Records:
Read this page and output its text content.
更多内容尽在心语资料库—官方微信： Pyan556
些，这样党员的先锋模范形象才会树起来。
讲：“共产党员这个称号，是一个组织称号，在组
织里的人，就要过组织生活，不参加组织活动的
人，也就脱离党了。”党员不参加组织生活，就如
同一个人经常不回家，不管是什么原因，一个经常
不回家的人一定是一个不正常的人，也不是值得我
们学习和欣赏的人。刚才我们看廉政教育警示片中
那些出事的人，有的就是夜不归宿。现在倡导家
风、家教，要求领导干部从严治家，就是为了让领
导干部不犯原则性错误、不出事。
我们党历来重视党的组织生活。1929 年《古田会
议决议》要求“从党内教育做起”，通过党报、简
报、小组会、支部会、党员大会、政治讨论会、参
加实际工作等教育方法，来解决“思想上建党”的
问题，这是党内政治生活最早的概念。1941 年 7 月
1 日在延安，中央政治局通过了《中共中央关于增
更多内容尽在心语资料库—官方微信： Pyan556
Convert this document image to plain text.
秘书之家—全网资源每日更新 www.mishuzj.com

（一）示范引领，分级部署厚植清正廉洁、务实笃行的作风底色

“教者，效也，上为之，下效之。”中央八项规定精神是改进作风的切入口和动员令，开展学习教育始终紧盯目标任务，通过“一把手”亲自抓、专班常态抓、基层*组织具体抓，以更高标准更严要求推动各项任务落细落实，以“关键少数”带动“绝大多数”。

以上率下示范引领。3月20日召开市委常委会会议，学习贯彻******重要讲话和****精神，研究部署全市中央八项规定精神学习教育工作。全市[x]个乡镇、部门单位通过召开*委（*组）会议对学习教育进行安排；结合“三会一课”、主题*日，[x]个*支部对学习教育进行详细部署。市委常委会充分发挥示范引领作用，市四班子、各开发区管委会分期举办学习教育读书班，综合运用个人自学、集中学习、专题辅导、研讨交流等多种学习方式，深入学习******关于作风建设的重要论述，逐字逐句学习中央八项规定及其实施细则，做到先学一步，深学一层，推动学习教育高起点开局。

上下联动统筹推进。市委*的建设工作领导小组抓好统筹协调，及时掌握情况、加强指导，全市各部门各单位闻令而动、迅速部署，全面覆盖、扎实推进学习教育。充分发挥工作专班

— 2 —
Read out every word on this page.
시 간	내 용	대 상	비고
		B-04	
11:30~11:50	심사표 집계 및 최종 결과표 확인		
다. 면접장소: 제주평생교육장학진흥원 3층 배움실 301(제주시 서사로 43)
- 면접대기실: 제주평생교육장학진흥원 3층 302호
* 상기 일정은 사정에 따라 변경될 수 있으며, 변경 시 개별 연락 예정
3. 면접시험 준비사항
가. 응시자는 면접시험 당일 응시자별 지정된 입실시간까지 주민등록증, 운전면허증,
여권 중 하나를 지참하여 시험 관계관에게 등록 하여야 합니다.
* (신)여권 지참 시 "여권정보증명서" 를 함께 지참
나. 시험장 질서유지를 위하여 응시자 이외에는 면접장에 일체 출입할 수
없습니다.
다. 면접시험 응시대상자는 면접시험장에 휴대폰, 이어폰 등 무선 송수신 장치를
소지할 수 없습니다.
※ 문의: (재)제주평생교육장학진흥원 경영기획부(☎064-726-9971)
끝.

= TASK =
List the lines that contain the word "제주평생교육장학진흥원".

= RESULT OF THIS TASK =
다. 면접장소: 제주평생교육장학진흥원 3층 배움실 301(제주시 서사로 43)
- 면접대기실: 제주평생교육장학진흥원 3층 302호
※ 문의: (재)제주평생교육장학진흥원 경영기획부(☎064-726-9971)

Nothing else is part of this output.